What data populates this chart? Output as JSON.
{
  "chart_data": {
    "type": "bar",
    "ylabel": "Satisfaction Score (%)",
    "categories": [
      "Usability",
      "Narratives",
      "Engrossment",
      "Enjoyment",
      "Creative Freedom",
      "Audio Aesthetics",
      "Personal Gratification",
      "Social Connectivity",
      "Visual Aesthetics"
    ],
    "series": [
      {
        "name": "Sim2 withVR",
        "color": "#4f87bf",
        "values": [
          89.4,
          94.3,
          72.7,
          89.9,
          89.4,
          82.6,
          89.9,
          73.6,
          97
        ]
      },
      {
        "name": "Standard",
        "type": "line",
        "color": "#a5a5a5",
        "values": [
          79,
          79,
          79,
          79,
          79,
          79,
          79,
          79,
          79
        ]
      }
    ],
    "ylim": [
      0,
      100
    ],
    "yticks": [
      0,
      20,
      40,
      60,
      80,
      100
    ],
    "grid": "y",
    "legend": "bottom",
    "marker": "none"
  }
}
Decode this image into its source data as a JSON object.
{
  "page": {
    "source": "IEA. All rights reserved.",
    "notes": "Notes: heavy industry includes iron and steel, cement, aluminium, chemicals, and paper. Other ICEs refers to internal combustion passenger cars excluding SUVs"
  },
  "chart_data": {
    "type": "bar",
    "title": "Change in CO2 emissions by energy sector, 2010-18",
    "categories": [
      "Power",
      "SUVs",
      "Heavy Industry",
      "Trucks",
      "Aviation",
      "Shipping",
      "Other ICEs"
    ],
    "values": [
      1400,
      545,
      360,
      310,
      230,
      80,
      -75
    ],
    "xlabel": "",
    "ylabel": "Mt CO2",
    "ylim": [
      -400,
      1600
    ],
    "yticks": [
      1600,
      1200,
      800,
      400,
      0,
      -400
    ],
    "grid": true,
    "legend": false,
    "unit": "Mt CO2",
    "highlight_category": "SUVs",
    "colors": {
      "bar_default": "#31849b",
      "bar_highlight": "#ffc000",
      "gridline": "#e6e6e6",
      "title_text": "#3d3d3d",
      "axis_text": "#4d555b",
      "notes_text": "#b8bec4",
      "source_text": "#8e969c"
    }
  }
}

> [Task objective]:
Output exactly the lines between the one containing "Decode this image" and the final line above, both inclusive.

> [Answer to the task]:
Decode this image into its source data as a JSON object.
{
  "page": {
    "source": "IEA. All rights reserved.",
    "notes": "Notes: heavy industry includes iron and steel, cement, aluminium, chemicals, and paper. Other ICEs refers to internal combustion passenger cars excluding SUVs"
  },
  "chart_data": {
    "type": "bar",
    "title": "Change in CO2 emissions by energy sector, 2010-18",
    "categories": [
      "Power",
      "SUVs",
      "Heavy Industry",
      "Trucks",
      "Aviation",
      "Shipping",
      "Other ICEs"
    ],
    "values": [
      1400,
      545,
      360,
      310,
      230,
      80,
      -75
    ],
    "xlabel": "",
    "ylabel": "Mt CO2",
    "ylim": [
      -400,
      1600
    ],
    "yticks": [
      1600,
      1200,
      800,
      400,
      0,
      -400
    ],
    "grid": true,
    "legend": false,
    "unit": "Mt CO2",
    "highlight_category": "SUVs",
    "colors": {
      "bar_default": "#31849b",
      "bar_highlight": "#ffc000",
      "gridline": "#e6e6e6",
      "title_text": "#3d3d3d",
      "axis_text": "#4d555b",
      "notes_text": "#b8bec4",
      "source_text": "#8e969c"
    }
  }
}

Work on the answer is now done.